■ **Brief**
Continue the opinion piece on the Texas permitless carry bill, starting after its last sentence.

■ **Reading text**
Supporters who call the legislation “constitutional carry” in their effort to argue it merely removes needless barriers to a right enshrined by the Founding Fathers conveniently omit, as they always do, that the late Justice Antonin Scalia insisted reasonable regulations were allowed even under the most robust reading of the Second Amendment.
For years, gun owners in this state have worked to distinguish themselves as law-abiding and responsible — and the vast majority no doubt are. But what responsible gun owner can’t be bothered to take a four-hour class on firearm laws, safe gun storage and conflict resolution?
Firearms instructor Lon Krieger summed up the situation best at a press conference recently to oppose the bill:
“What’s the downside of being trained?” he said. “There’s a downside of people walking around with dangerous weapons who don’t know how to use them.”
Where past efforts to weaken the state’s gun permitting requirements were blocked by House speakers, Texans who favor common sense gun laws will find no help from Speaker Dade Phelan, a former author of “permitless” legislation. Instead, we find our hopes rest in the unlikeliest of hands: those of Lt. Gov. Dan Patrick, who controls the Senate.
A reliable champion of red meat GOP causes, Patrick surprised many when he announced after the House vote that the Texas Senate didn’t have the votes to take up the bill. He had expressed reservations before in 2015 and again in 2017 when he referenced concerns among law enforcement about “anyone being able to walk down the street with a gun and they don’t know if they have a permit or not.”
Officials with police and sheriff’s offices across the state, including Harris County Sheriff Ed Gonzalez and Dallas Police Chief Eddie Garcia, gathered at the state Capitol to tell lawmakers the bill only makes them less safe.
“Police labor and police executives have spoken out loud and clear,” tweeted Art Acevedo, president of the Major Cities Chiefs Association, and former Houston police chief. He challenged Patrick and Gov. Greg Abbott directly, writing, “Do you back the blue enough to push back in the fringe. Most Texans do not support this nonsense.”

■ **Given material**
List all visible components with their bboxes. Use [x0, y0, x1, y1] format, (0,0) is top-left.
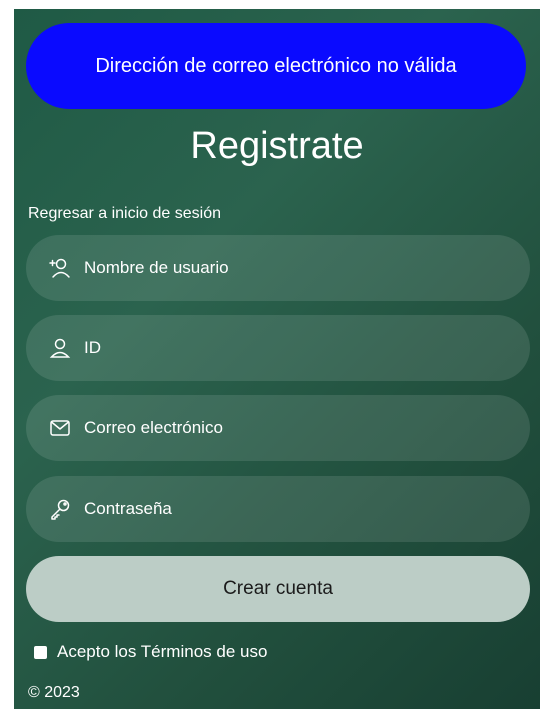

■ **Output of the exercise**
He’s right. A recent poll by the Dallas Morning News and the University of Texas at Tyler showed 58 percent opposed to permitless carry, compared with 26 percent in support.
Of course, many Republican lawmakers don’t care about what most Texans want. They care about what their potential primary opponents would say and what their primary voters will do.
That’s why those who have also pledged to “back the blue” face a dilemma.
“Think about it,” state Sen. Royce West, D-Dallas, told the editorial board. “When this came up before, law enforcement was totally against it, totally. And usually when law enforcement is against something in the Texas Senate, it fails.”
He said the bill’s fate comes down to one thing: “how many arms Patrick can twist.”
Patrick has shown a willingness in the past to stand up to the NRA and has indicated support for expanded background checks. Beyond the politics, he understands how dangerous this legislation would be for Texas and that it couldn’t come at a worse time.
We urge sheriffs and chiefs to keep the pressure on. We implore senators who oppose unlicensed gun ownership in Texas to stand strong, and for Patrick to stand with them: kill this bill, lieutenant governor, before it kills us.